> Passage given
☆ ☆ ☆
I will be down on Friday and Saturday for anyone that may be interested in seeing the land, if you would like to see it another day just let me know. If you aren't serious don't waste my time or yours but if you are interested let me know and I can email you a complete copy of our rules and a map of the lease. Give me a call, email me, or send me a PM.

Thanks,
David Helmly 
404-732-5159
david@trailwatcher.net

These are a few of the deer from this summer. I have several hundred pictures from this year and last.


----------



## davidhelmly (Aug 20, 2008)




----------



## WishboneW (Aug 21, 2008)

There are some pretty good pictures of the turkey population posted back in the spring in the photography section.

Camp has power no water.


----------



## livetohunt (Aug 21, 2008)

This is a great opportunity for someone.. This club is well run, surrounded by 8-10,000 acres of extreme trophy management, and close to Atlanta.


----------



## DoubleRR (Aug 21, 2008)

I am a member of this club and bowhunted the property last year and have done a fair amount of work on property too!....if you would have any questions for me let me know!!!...my regular email is Rreimer123@comcast.net....this place is only going to get better for bowhunting!!!!!

DoubleRR


----------



## DoubleRR (Aug 23, 2008)

*Still.....*

Still one opening!!!


----------



## davidhelmly (Aug 24, 2008)

Here are a few updated pics.

http://forum.gon.com/showthread.php?t=231351


----------



## WishboneW (Aug 26, 2008)

We will be plowing and planting some of the 20+ food plots this week end weather allowing.


----------



## livetohunt (Aug 26, 2008)

All this rain will really help the foodplots get started....It should be a great year on Little Creek!!


----------



## bowhunterwill (Sep 1, 2008)

Bump.  Also a member of this club.   We have a house nearby now too if that is an incentive.


----------



## tuckdaddy (Oct 14, 2008)
☆ ☆ ☆
> Provided data

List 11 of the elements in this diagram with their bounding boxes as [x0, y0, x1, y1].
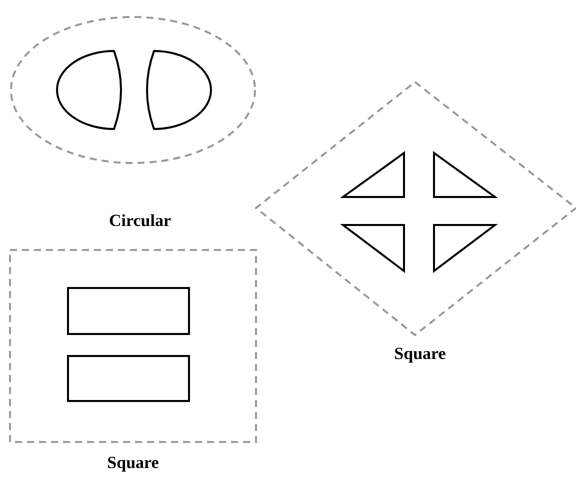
☆ ☆ ☆
> Task objective
Return the entire hunting lease forum thread above word for word, with nothing changed or left out.

> Exercise output
I will be down on Friday and Saturday for anyone that may be interested in seeing the land, if you would like to see it another day just let me know. If you aren't serious don't waste my time or yours but if you are interested let me know and I can email you a complete copy of our rules and a map of the lease. Give me a call, email me, or send me a PM.

Thanks,
David Helmly 
404-732-5159
david@trailwatcher.net

These are a few of the deer from this summer. I have several hundred pictures from this year and last.


----------



## davidhelmly (Aug 20, 2008)




----------



## WishboneW (Aug 21, 2008)

There are some pretty good pictures of the turkey population posted back in the spring in the photography section.

Camp has power no water.


----------



## livetohunt (Aug 21, 2008)

This is a great opportunity for someone.. This club is well run, surrounded by 8-10,000 acres of extreme trophy management, and close to Atlanta.


----------



## DoubleRR (Aug 21, 2008)

I am a member of this club and bowhunted the property last year and have done a fair amount of work on property too!....if you would have any questions for me let me know!!!...my regular email is Rreimer123@comcast.net....this place is only going to get better for bowhunting!!!!!

DoubleRR


----------



## DoubleRR (Aug 23, 2008)

*Still.....*

Still one opening!!!


----------



## davidhelmly (Aug 24, 2008)

Here are a few updated pics.

http://forum.gon.com/showthread.php?t=231351


----------



## WishboneW (Aug 26, 2008)

We will be plowing and planting some of the 20+ food plots this week end weather allowing.


----------



## livetohunt (Aug 26, 2008)

All this rain will really help the foodplots get started....It should be a great year on Little Creek!!


----------



## bowhunterwill (Sep 1, 2008)

Bump.  Also a member of this club.   We have a house nearby now too if that is an incentive.


----------



## tuckdaddy (Oct 14, 2008)